Problem to solve - Report how many lines hold the word "Seepage"; answer with the number alone.

Source records -
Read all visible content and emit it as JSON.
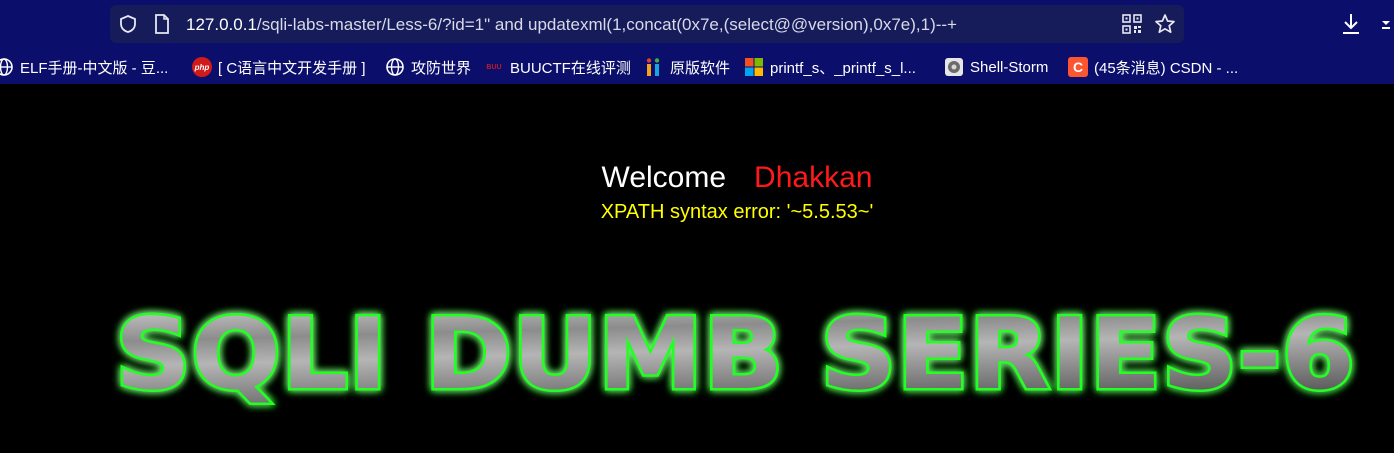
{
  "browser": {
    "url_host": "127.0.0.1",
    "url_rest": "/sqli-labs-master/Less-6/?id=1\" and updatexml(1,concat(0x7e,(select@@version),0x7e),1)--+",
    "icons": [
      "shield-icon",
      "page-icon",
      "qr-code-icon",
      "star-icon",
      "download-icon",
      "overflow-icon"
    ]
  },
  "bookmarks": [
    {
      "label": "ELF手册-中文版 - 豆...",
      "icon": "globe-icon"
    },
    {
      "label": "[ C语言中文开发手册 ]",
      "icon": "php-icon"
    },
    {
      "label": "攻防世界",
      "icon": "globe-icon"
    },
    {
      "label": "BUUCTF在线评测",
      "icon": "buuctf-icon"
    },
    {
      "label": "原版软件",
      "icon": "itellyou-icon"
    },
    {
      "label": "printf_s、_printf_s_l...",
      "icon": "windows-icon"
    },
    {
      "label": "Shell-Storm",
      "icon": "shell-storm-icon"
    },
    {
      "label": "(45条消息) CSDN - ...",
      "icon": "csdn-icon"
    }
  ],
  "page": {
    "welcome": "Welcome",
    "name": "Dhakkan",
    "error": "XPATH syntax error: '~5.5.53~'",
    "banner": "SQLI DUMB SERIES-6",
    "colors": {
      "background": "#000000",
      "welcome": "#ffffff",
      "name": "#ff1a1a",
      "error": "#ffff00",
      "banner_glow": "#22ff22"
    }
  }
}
* * *
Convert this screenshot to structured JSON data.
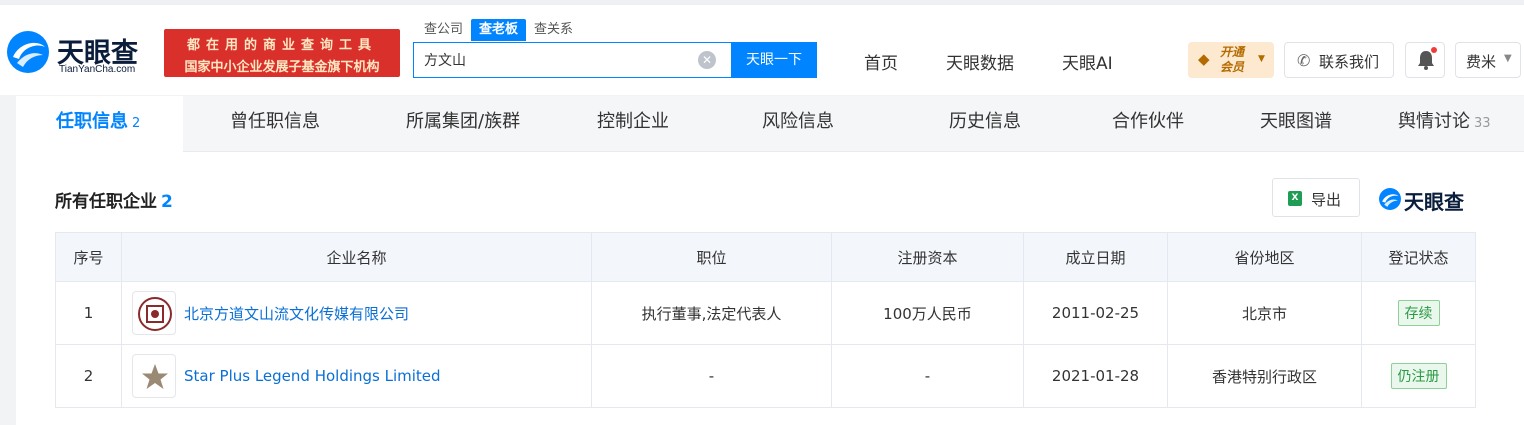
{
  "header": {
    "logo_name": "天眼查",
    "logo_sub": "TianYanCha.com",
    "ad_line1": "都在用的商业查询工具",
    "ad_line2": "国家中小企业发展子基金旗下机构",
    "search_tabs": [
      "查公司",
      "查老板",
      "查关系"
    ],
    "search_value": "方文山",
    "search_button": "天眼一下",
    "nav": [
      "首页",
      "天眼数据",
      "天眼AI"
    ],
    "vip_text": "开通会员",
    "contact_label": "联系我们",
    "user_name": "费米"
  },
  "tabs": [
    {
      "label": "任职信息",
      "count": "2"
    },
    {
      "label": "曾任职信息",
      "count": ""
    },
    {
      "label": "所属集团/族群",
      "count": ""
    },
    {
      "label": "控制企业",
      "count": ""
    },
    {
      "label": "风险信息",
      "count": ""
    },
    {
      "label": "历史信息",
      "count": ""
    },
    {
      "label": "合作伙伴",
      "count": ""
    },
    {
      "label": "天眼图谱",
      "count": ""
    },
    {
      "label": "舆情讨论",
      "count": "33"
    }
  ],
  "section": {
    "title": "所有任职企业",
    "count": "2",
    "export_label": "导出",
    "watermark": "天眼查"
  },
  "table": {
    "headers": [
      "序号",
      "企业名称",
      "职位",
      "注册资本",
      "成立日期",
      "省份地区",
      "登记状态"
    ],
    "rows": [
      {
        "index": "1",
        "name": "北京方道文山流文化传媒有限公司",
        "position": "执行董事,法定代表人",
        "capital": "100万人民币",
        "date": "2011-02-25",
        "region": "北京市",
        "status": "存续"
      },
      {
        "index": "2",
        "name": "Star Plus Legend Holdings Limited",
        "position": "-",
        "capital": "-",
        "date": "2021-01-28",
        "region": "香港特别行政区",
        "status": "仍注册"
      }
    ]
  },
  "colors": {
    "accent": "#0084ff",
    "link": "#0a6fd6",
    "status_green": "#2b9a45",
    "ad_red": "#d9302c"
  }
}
--
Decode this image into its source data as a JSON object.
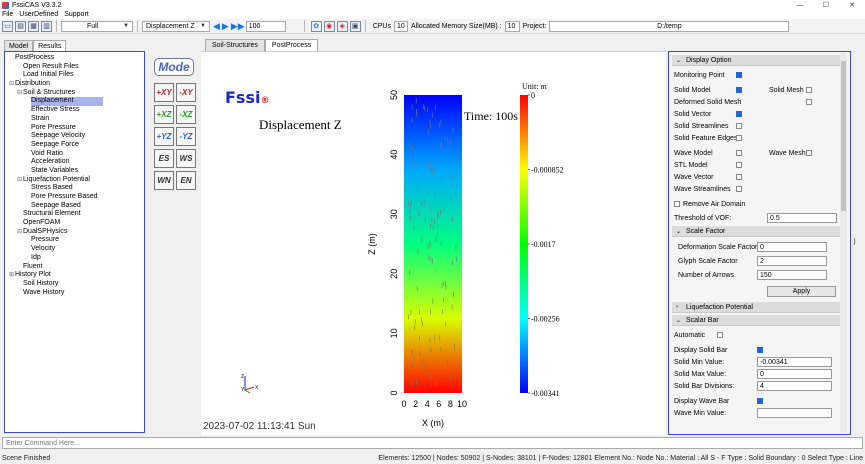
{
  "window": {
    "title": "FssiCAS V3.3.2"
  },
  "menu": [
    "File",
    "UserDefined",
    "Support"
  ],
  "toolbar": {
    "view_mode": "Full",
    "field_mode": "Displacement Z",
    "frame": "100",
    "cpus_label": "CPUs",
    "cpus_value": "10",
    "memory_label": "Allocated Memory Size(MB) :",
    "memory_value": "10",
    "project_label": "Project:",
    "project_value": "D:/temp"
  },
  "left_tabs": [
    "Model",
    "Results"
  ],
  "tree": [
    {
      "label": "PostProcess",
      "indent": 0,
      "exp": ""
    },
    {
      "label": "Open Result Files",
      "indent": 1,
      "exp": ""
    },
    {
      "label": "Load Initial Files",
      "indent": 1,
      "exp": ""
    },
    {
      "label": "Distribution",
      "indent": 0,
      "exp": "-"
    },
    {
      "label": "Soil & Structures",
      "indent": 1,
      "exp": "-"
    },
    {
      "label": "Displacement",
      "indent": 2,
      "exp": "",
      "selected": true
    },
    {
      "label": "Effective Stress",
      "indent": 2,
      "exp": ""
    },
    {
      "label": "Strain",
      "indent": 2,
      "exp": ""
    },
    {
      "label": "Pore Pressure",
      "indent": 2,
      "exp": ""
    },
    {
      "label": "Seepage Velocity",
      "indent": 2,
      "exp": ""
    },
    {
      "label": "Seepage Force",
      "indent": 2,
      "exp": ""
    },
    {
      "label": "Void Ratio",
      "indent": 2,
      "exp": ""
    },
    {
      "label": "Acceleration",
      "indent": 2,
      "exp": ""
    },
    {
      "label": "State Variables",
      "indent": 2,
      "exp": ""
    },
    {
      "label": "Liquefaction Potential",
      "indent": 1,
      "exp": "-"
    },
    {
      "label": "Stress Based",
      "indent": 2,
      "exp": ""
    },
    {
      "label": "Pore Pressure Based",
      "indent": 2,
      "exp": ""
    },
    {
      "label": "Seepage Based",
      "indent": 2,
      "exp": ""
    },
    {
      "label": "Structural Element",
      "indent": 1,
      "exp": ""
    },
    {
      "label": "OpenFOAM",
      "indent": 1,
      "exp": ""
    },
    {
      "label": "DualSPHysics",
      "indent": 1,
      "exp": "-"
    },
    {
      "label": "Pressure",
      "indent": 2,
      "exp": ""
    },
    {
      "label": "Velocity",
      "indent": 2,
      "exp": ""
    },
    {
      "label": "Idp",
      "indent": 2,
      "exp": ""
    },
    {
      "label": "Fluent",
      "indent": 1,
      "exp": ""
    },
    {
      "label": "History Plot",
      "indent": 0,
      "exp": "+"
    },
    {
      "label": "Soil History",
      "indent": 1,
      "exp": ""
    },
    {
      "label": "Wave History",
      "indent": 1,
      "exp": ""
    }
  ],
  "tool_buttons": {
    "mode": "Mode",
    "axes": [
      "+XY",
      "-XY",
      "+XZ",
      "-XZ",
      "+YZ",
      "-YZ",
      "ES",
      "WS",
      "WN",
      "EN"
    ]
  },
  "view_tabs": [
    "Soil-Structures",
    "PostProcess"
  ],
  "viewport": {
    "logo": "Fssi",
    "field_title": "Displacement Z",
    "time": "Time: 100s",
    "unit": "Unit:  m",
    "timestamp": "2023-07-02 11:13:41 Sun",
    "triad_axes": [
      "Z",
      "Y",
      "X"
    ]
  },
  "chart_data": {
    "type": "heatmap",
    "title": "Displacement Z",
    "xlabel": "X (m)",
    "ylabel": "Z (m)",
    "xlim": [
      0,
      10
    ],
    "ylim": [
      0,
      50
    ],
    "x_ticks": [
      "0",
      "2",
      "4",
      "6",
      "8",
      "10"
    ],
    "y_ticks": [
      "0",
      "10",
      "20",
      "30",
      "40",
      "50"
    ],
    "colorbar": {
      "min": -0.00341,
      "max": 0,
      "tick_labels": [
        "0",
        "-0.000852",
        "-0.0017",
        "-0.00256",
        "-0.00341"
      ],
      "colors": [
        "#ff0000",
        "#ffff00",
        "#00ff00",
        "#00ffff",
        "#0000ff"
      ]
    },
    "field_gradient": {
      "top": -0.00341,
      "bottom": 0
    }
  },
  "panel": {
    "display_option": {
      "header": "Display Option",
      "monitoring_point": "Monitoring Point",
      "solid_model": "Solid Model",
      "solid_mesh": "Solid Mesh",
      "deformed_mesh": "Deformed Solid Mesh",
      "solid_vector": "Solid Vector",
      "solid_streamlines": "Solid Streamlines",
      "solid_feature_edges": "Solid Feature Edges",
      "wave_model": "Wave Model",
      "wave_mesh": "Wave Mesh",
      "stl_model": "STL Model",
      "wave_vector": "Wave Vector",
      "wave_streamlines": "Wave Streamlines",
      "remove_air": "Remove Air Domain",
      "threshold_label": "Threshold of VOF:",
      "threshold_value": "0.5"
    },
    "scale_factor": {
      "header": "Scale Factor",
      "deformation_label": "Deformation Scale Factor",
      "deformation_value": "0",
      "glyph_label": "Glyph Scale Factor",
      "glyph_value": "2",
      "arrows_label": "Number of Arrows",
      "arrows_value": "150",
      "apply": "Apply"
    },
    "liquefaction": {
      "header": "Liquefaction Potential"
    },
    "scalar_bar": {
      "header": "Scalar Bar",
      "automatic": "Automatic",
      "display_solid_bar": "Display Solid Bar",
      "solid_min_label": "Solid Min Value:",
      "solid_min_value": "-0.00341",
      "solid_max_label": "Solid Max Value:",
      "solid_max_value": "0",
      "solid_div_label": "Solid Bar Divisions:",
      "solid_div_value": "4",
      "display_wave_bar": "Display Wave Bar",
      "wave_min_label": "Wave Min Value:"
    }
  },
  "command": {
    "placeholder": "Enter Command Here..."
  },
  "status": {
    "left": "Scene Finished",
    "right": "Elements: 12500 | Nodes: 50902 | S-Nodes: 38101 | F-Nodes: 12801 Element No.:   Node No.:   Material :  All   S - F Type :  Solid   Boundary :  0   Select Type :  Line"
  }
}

Correct answer - 3